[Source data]
------------------------------------------------------------------------
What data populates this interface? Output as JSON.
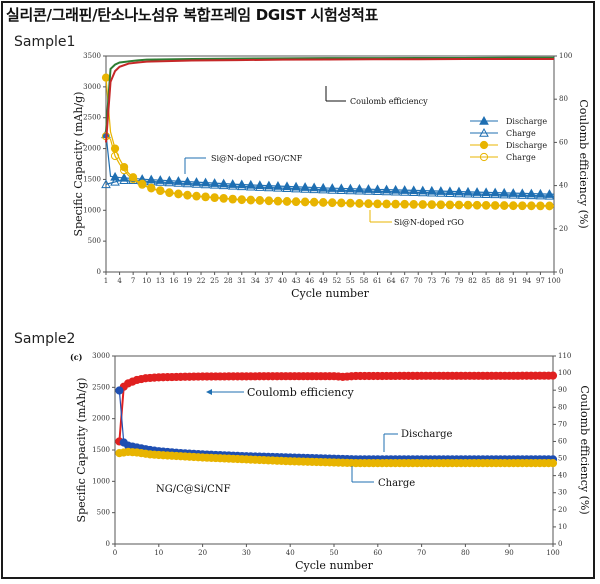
{
  "header": {
    "title": "실리콘/그래핀/탄소나노섬유 복합프레임 DGIST 시험성적표"
  },
  "sample1": {
    "label": "Sample1"
  },
  "sample2": {
    "label": "Sample2"
  },
  "chart_data": [
    {
      "type": "line",
      "xlabel": "Cycle number",
      "ylabel": "Specific Capacity (mAh/g)",
      "y2label": "Coulomb efficiency (%)",
      "xlim": [
        1,
        100
      ],
      "ylim": [
        0,
        3500
      ],
      "y2lim": [
        0,
        100
      ],
      "x_ticks": [
        "1",
        "4",
        "7",
        "10",
        "13",
        "16",
        "19",
        "22",
        "25",
        "28",
        "31",
        "34",
        "37",
        "40",
        "43",
        "46",
        "49",
        "52",
        "55",
        "58",
        "61",
        "64",
        "67",
        "70",
        "73",
        "76",
        "79",
        "82",
        "85",
        "88",
        "91",
        "94",
        "97",
        "100"
      ],
      "y_ticks": [
        "0",
        "500",
        "1000",
        "1500",
        "2000",
        "2500",
        "3000",
        "3500"
      ],
      "y2_ticks": [
        "0",
        "20",
        "40",
        "60",
        "80",
        "100"
      ],
      "legend": {
        "position": "right",
        "entries": [
          {
            "label": "Discharge",
            "color": "#1f6fb2",
            "marker": "filled-triangle"
          },
          {
            "label": "Charge",
            "color": "#1f6fb2",
            "marker": "open-triangle"
          },
          {
            "label": "Discharge",
            "color": "#e8b400",
            "marker": "filled-circle"
          },
          {
            "label": "Charge",
            "color": "#e8b400",
            "marker": "open-circle"
          }
        ]
      },
      "annotations": [
        {
          "text": "Coulomb efficiency",
          "at": [
            55,
            2960
          ]
        },
        {
          "text": "Si@N-doped rGO/CNF",
          "at": [
            25,
            1520
          ]
        },
        {
          "text": "Si@N-doped rGO",
          "at": [
            70,
            920
          ]
        }
      ],
      "series": [
        {
          "name": "Si@N-doped rGO/CNF Discharge",
          "axis": "left",
          "color": "#1f6fb2",
          "x": [
            1,
            2,
            3,
            4,
            6,
            8,
            10,
            15,
            20,
            25,
            30,
            40,
            50,
            60,
            70,
            80,
            90,
            100
          ],
          "y": [
            2230,
            1550,
            1540,
            1530,
            1520,
            1510,
            1500,
            1480,
            1460,
            1440,
            1420,
            1390,
            1360,
            1340,
            1320,
            1300,
            1280,
            1260
          ]
        },
        {
          "name": "Si@N-doped rGO/CNF Charge",
          "axis": "left",
          "color": "#1f6fb2",
          "x": [
            1,
            2,
            3,
            4,
            6,
            8,
            10,
            15,
            20,
            25,
            30,
            40,
            50,
            60,
            70,
            80,
            90,
            100
          ],
          "y": [
            1420,
            1440,
            1460,
            1480,
            1490,
            1480,
            1470,
            1450,
            1430,
            1410,
            1390,
            1360,
            1330,
            1310,
            1290,
            1270,
            1250,
            1230
          ]
        },
        {
          "name": "Si@N-doped rGO Discharge",
          "axis": "left",
          "color": "#e8b400",
          "x": [
            1,
            2,
            3,
            4,
            5,
            6,
            8,
            10,
            12,
            15,
            20,
            25,
            30,
            40,
            50,
            60,
            70,
            80,
            90,
            100
          ],
          "y": [
            3150,
            2270,
            2000,
            1830,
            1700,
            1600,
            1470,
            1390,
            1340,
            1290,
            1240,
            1210,
            1180,
            1150,
            1130,
            1110,
            1100,
            1090,
            1080,
            1075
          ]
        },
        {
          "name": "Si@N-doped rGO Charge",
          "axis": "left",
          "color": "#e8b400",
          "x": [
            1,
            2,
            3,
            4,
            5,
            6,
            8,
            10,
            12,
            15,
            20,
            25,
            30,
            40,
            50,
            60,
            70,
            80,
            90,
            100
          ],
          "y": [
            2200,
            2150,
            1880,
            1750,
            1650,
            1560,
            1450,
            1380,
            1330,
            1280,
            1230,
            1200,
            1170,
            1140,
            1120,
            1100,
            1090,
            1080,
            1070,
            1065
          ]
        },
        {
          "name": "Coulomb efficiency (Si@N-doped rGO/CNF)",
          "axis": "right",
          "color": "#2e7d32",
          "x": [
            1,
            2,
            3,
            4,
            6,
            8,
            10,
            20,
            30,
            40,
            50,
            60,
            70,
            80,
            90,
            100
          ],
          "y": [
            65,
            94,
            96,
            97,
            97.5,
            98,
            98.3,
            98.6,
            98.8,
            98.9,
            99,
            99,
            99.1,
            99.1,
            99.2,
            99.2
          ]
        },
        {
          "name": "Coulomb efficiency (Si@N-doped rGO)",
          "axis": "right",
          "color": "#c62828",
          "x": [
            1,
            2,
            3,
            4,
            6,
            8,
            10,
            20,
            30,
            40,
            50,
            60,
            70,
            80,
            90,
            100
          ],
          "y": [
            60,
            88,
            93,
            95,
            96.5,
            97,
            97.4,
            97.9,
            98.1,
            98.3,
            98.4,
            98.5,
            98.5,
            98.6,
            98.6,
            98.6
          ]
        }
      ]
    },
    {
      "type": "line",
      "panel_label": "(c)",
      "xlabel": "Cycle number",
      "ylabel": "Specific Capacity (mAh/g)",
      "y2label": "Coulomb efficiency (%)",
      "xlim": [
        0,
        100
      ],
      "ylim": [
        0,
        3000
      ],
      "y2lim": [
        0,
        110
      ],
      "x_ticks": [
        "0",
        "10",
        "20",
        "30",
        "40",
        "50",
        "60",
        "70",
        "80",
        "90",
        "100"
      ],
      "y_ticks": [
        "0",
        "500",
        "1000",
        "1500",
        "2000",
        "2500",
        "3000"
      ],
      "y2_ticks": [
        "0",
        "10",
        "20",
        "30",
        "40",
        "50",
        "60",
        "70",
        "80",
        "90",
        "100",
        "110"
      ],
      "annotations": [
        {
          "text": "Coulomb efficiency",
          "at": [
            30,
            2450
          ]
        },
        {
          "text": "Discharge",
          "at": [
            65,
            1800
          ]
        },
        {
          "text": "Charge",
          "at": [
            60,
            1020
          ]
        },
        {
          "text": "NG/C@Si/CNF",
          "at": [
            14,
            860
          ]
        }
      ],
      "series": [
        {
          "name": "Coulomb efficiency",
          "axis": "right",
          "color": "#e02020",
          "x": [
            1,
            2,
            3,
            5,
            7,
            10,
            15,
            20,
            30,
            40,
            50,
            52,
            55,
            60,
            70,
            80,
            90,
            100
          ],
          "y": [
            60,
            92,
            94,
            96,
            97,
            97.5,
            97.8,
            98,
            98.1,
            98.2,
            98.2,
            97.8,
            98.3,
            98.3,
            98.4,
            98.4,
            98.4,
            98.5
          ]
        },
        {
          "name": "Discharge",
          "axis": "left",
          "color": "#1f4fb2",
          "x": [
            1,
            2,
            3,
            5,
            8,
            10,
            15,
            20,
            30,
            40,
            50,
            55,
            60,
            70,
            80,
            90,
            100
          ],
          "y": [
            2450,
            1620,
            1570,
            1540,
            1500,
            1480,
            1450,
            1430,
            1400,
            1380,
            1360,
            1350,
            1350,
            1350,
            1350,
            1350,
            1350
          ]
        },
        {
          "name": "Charge",
          "axis": "left",
          "color": "#e8b400",
          "x": [
            1,
            2,
            3,
            5,
            8,
            10,
            15,
            20,
            30,
            40,
            50,
            55,
            60,
            70,
            80,
            90,
            100
          ],
          "y": [
            1450,
            1460,
            1470,
            1460,
            1430,
            1420,
            1400,
            1380,
            1350,
            1320,
            1300,
            1290,
            1290,
            1290,
            1290,
            1290,
            1290
          ]
        }
      ]
    }
  ]
}
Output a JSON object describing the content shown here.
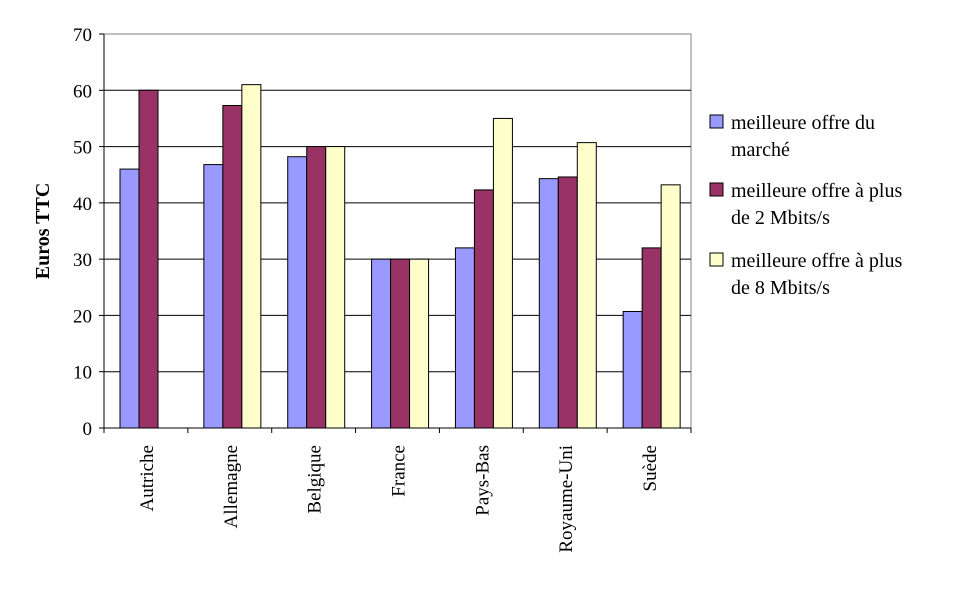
{
  "chart_data": {
    "type": "bar",
    "title": "",
    "xlabel": "",
    "ylabel": "Euros TTC",
    "ylim": [
      0,
      70
    ],
    "yticks": [
      0,
      10,
      20,
      30,
      40,
      50,
      60,
      70
    ],
    "grid": true,
    "legend_position": "right",
    "categories": [
      "Autriche",
      "Allemagne",
      "Belgique",
      "France",
      "Pays-Bas",
      "Royaume-Uni",
      "Suède"
    ],
    "series": [
      {
        "name": "meilleure offre du marché",
        "legend_lines": [
          "meilleure offre du",
          "marché"
        ],
        "color": "#9999FF",
        "values": [
          46,
          46.8,
          48.2,
          30,
          32,
          44.3,
          20.7
        ]
      },
      {
        "name": "meilleure offre à plus de 2 Mbits/s",
        "legend_lines": [
          "meilleure offre à plus",
          "de 2 Mbits/s"
        ],
        "color": "#993366",
        "values": [
          60,
          57.3,
          50,
          30,
          42.3,
          44.6,
          32
        ]
      },
      {
        "name": "meilleure offre à plus de 8 Mbits/s",
        "legend_lines": [
          "meilleure offre à plus",
          "de 8 Mbits/s"
        ],
        "color": "#FFFFCC",
        "values": [
          null,
          61,
          50,
          30,
          55,
          50.7,
          43.2
        ]
      }
    ]
  }
}
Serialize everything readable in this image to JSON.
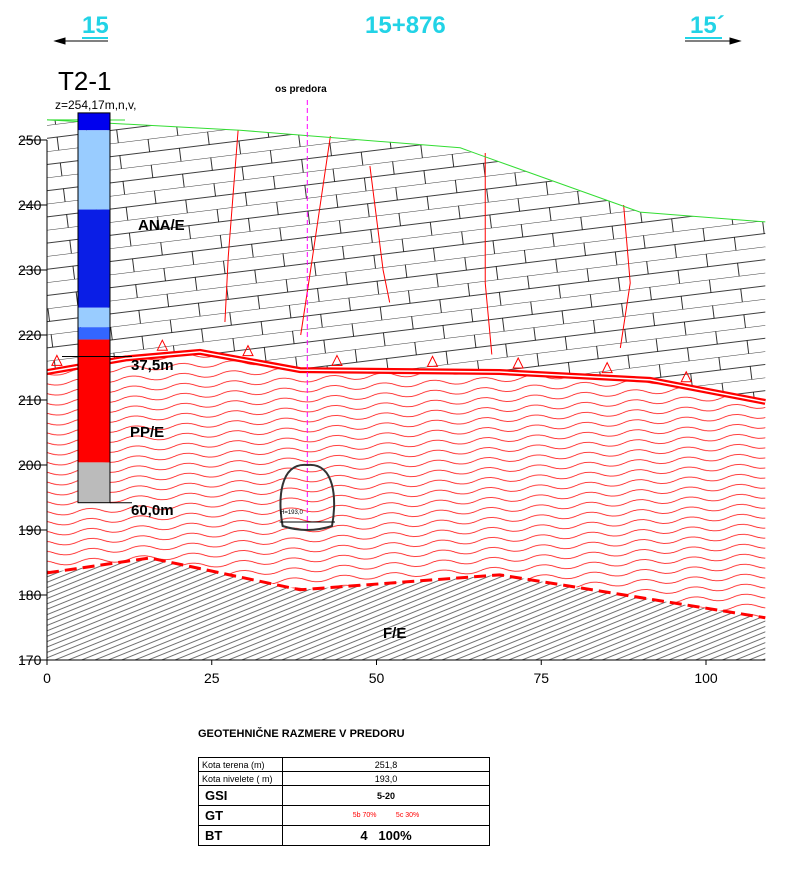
------------------------------------------------------------------------
_WRITTEN INSTRUCTION:_
Gather from the records above every line containing the string "filled".

_FULL SOLUTION:_
            "marker": "filled-triangle"
            "marker": "filled-circle"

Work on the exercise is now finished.